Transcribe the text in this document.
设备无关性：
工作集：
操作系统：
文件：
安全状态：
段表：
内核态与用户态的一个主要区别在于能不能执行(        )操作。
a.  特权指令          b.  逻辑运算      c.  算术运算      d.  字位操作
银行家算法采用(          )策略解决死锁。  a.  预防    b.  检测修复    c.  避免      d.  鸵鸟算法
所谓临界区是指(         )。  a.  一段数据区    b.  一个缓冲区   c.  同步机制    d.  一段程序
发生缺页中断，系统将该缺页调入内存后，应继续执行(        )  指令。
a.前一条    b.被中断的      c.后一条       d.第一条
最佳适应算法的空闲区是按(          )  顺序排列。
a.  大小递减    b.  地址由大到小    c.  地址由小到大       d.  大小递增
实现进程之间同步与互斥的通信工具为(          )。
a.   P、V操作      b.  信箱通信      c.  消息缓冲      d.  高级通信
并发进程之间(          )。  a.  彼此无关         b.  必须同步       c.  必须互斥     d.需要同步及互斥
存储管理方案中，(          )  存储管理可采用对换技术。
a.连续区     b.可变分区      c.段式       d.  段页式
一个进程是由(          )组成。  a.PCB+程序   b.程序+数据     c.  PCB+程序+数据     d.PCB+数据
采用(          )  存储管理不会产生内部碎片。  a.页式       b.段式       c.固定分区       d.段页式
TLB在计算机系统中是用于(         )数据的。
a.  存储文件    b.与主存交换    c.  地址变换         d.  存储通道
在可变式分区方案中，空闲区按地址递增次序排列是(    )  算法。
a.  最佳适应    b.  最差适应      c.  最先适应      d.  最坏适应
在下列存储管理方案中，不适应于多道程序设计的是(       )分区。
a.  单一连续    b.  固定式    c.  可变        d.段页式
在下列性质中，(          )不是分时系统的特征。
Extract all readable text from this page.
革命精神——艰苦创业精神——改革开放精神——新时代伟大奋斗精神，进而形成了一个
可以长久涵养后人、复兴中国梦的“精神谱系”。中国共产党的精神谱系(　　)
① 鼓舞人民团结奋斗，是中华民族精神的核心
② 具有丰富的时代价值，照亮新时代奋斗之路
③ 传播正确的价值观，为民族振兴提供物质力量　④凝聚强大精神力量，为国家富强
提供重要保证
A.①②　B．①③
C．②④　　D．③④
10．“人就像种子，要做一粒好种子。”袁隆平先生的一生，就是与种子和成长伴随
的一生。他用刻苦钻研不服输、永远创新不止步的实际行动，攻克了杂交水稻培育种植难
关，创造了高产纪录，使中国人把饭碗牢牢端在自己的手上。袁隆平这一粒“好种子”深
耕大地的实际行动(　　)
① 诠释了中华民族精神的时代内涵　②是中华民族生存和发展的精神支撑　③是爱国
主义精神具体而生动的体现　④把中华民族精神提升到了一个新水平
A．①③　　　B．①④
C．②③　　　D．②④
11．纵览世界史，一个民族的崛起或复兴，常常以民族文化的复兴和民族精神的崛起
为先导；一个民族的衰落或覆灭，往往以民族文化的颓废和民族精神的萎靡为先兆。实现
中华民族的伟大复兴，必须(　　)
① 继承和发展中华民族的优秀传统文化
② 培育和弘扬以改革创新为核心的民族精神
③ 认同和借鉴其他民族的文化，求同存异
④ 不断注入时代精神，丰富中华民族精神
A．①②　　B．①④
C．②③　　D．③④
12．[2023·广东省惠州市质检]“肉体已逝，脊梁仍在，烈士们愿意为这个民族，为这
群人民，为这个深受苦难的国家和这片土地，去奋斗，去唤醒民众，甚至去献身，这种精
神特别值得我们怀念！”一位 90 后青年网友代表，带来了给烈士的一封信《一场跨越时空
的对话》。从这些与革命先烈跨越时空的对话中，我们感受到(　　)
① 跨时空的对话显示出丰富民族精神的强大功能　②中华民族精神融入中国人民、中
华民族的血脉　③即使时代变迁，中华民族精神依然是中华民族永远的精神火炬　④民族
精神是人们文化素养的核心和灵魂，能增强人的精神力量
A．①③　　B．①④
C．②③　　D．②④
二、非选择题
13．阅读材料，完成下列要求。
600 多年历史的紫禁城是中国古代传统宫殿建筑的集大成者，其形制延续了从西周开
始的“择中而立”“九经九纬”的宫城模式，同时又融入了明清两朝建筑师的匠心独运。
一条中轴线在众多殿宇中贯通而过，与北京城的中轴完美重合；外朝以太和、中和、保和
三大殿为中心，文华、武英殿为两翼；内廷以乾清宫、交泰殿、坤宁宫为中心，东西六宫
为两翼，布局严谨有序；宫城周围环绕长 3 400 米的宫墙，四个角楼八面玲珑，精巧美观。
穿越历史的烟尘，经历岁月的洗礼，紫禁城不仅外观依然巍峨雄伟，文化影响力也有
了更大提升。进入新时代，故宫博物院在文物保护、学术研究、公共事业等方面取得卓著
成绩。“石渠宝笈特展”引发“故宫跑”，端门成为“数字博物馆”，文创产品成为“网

□ □ □ □ □ □ □

**WHAT IS NEEDED:** Search the records above for the string "this". Copy every line that contains it.

**FINISHED EXERCISE:**
Transcribe the text in this document.
Extract all readable text from this page.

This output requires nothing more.